#### DATA FOR PROCESSING

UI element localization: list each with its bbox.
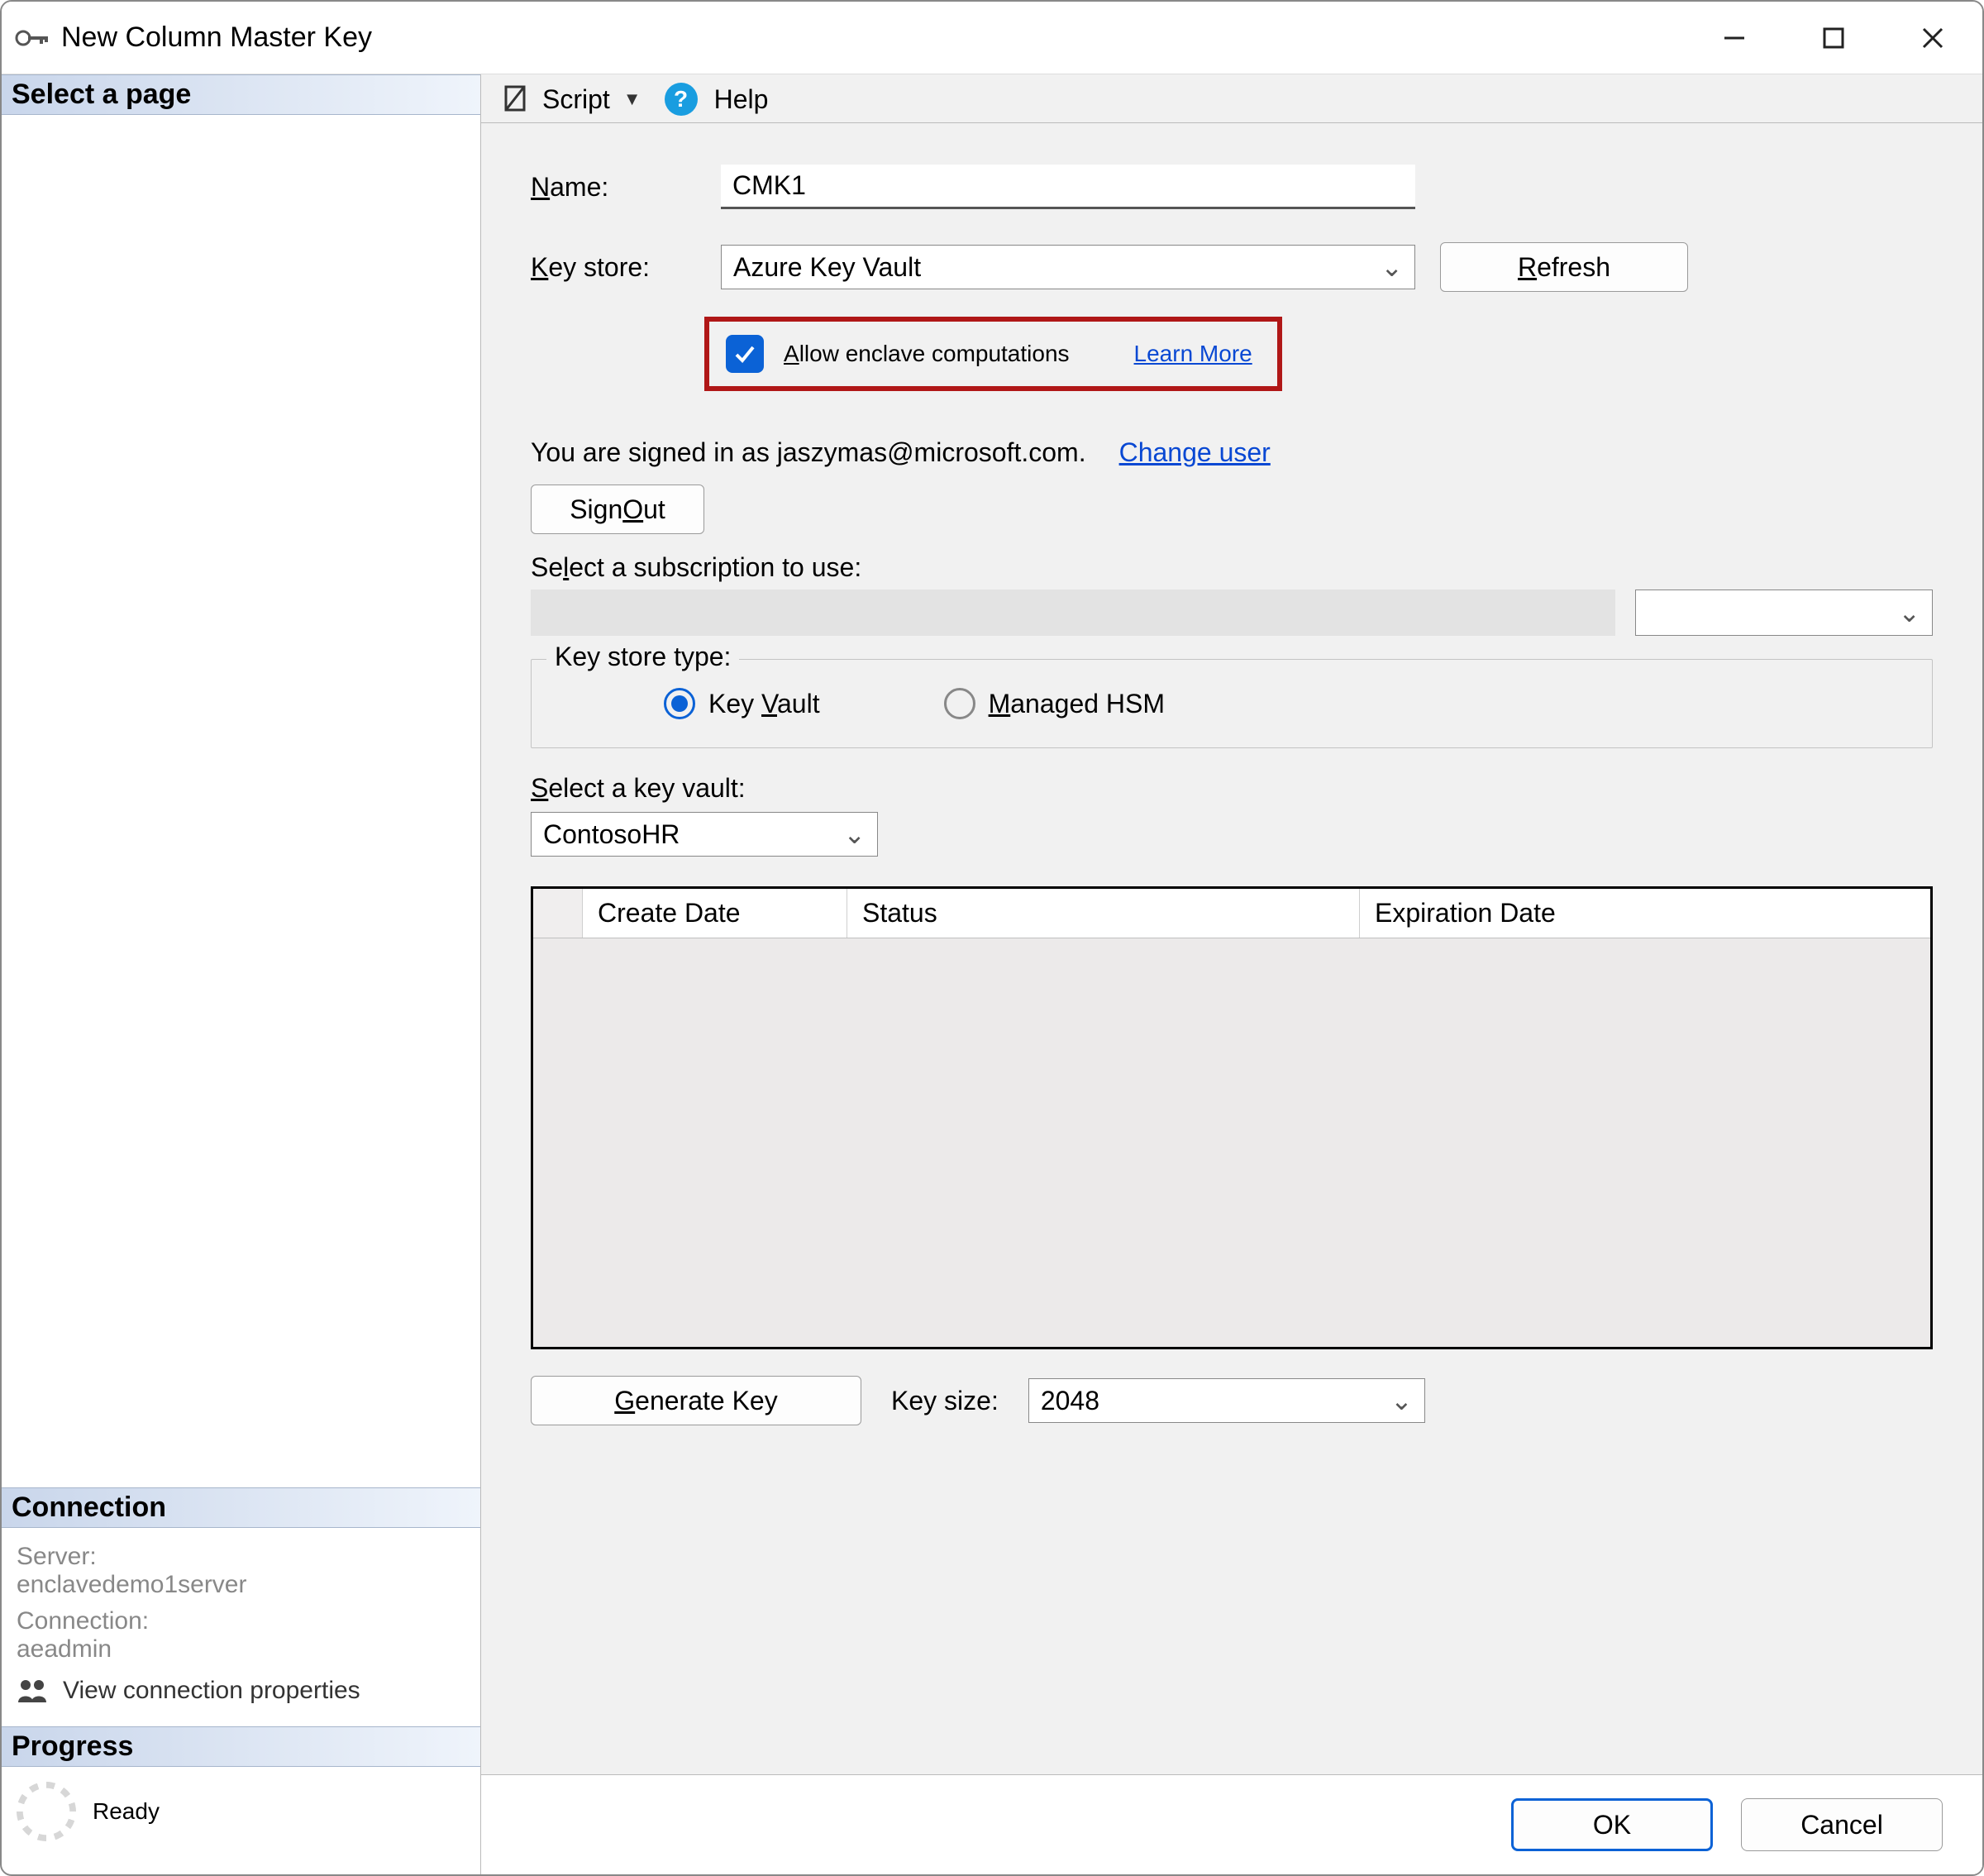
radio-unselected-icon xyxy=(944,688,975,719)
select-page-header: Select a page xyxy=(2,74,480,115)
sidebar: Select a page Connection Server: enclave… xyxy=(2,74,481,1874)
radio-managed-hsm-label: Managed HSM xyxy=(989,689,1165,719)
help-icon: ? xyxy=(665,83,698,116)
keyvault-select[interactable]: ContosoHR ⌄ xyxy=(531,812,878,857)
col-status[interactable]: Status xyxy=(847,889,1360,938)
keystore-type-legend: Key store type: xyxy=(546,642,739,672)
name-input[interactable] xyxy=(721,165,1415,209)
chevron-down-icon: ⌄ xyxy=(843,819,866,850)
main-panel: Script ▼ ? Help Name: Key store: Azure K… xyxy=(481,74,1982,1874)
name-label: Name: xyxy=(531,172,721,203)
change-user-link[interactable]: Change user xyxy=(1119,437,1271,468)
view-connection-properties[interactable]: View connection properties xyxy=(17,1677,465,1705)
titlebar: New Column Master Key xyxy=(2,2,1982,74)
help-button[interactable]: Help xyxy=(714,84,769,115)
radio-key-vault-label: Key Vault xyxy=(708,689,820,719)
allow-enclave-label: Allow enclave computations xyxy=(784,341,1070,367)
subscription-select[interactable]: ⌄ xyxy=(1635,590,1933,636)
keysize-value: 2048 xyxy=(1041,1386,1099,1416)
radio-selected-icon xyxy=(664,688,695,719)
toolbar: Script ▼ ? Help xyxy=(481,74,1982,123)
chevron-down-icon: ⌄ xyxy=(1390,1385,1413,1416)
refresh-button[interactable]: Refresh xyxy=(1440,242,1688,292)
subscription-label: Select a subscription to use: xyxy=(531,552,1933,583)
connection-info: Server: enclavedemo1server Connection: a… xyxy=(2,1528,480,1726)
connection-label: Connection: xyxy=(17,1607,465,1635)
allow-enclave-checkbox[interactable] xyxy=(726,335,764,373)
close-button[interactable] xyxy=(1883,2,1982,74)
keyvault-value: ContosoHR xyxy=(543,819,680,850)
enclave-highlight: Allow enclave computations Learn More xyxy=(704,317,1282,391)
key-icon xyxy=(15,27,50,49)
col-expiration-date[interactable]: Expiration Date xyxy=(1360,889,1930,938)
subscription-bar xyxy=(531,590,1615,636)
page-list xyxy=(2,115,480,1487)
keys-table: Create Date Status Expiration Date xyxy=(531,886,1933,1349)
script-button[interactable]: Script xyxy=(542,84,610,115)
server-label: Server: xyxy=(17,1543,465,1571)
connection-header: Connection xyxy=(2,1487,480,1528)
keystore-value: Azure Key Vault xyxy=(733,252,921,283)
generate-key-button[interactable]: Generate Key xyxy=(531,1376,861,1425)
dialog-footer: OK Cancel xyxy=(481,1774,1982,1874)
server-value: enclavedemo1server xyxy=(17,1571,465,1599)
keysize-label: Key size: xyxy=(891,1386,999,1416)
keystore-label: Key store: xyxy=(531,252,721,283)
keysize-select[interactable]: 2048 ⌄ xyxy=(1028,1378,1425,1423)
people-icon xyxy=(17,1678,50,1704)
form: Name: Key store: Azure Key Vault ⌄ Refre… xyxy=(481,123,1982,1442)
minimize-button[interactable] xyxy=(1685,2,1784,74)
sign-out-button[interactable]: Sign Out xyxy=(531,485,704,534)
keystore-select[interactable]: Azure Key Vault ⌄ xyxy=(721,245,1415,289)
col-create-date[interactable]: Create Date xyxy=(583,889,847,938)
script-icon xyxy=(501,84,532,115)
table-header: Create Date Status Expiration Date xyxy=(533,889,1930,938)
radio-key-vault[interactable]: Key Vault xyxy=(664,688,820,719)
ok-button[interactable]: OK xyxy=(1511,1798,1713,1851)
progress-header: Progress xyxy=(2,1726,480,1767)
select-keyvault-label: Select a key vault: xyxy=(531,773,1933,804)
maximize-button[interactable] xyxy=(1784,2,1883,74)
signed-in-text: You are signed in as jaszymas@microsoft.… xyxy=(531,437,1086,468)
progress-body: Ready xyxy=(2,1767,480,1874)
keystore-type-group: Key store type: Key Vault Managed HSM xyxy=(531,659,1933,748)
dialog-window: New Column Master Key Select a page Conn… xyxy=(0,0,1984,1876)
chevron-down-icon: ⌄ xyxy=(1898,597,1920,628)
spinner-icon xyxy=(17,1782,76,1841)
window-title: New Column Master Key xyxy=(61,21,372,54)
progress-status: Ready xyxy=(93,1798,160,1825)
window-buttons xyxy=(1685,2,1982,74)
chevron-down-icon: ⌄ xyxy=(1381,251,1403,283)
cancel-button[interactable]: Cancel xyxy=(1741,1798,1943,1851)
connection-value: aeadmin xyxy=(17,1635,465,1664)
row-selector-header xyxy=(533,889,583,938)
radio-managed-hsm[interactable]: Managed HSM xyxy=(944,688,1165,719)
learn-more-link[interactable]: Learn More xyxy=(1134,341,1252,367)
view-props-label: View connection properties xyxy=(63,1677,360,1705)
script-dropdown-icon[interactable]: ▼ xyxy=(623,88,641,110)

########

Repeat, unchanged, the rows from the one containing "radio-unselected-icon xyxy=(944,688,975,719)" through the one containing "close-button[interactable] xyxy=(1883,2,1982,74)", including both.

radio-unselected-icon xyxy=(944,688,975,719)
select-page-header: Select a page xyxy=(2,74,480,115)
sidebar: Select a page Connection Server: enclave… xyxy=(2,74,481,1874)
radio-managed-hsm-label: Managed HSM xyxy=(989,689,1165,719)
help-icon: ? xyxy=(665,83,698,116)
keyvault-select[interactable]: ContosoHR ⌄ xyxy=(531,812,878,857)
col-status[interactable]: Status xyxy=(847,889,1360,938)
keystore-type-legend: Key store type: xyxy=(546,642,739,672)
name-input[interactable] xyxy=(721,165,1415,209)
chevron-down-icon: ⌄ xyxy=(843,819,866,850)
main-panel: Script ▼ ? Help Name: Key store: Azure K… xyxy=(481,74,1982,1874)
name-label: Name: xyxy=(531,172,721,203)
change-user-link[interactable]: Change user xyxy=(1119,437,1271,468)
view-connection-properties[interactable]: View connection properties xyxy=(17,1677,465,1705)
titlebar: New Column Master Key xyxy=(2,2,1982,74)
help-button[interactable]: Help xyxy=(714,84,769,115)
radio-key-vault-label: Key Vault xyxy=(708,689,820,719)
allow-enclave-label: Allow enclave computations xyxy=(784,341,1070,367)
subscription-select[interactable]: ⌄ xyxy=(1635,590,1933,636)
keysize-value: 2048 xyxy=(1041,1386,1099,1416)
radio-selected-icon xyxy=(664,688,695,719)
toolbar: Script ▼ ? Help xyxy=(481,74,1982,123)
chevron-down-icon: ⌄ xyxy=(1390,1385,1413,1416)
refresh-button[interactable]: Refresh xyxy=(1440,242,1688,292)
subscription-label: Select a subscription to use: xyxy=(531,552,1933,583)
connection-info: Server: enclavedemo1server Connection: a… xyxy=(2,1528,480,1726)
connection-label: Connection: xyxy=(17,1607,465,1635)
allow-enclave-checkbox[interactable] xyxy=(726,335,764,373)
close-button[interactable] xyxy=(1883,2,1982,74)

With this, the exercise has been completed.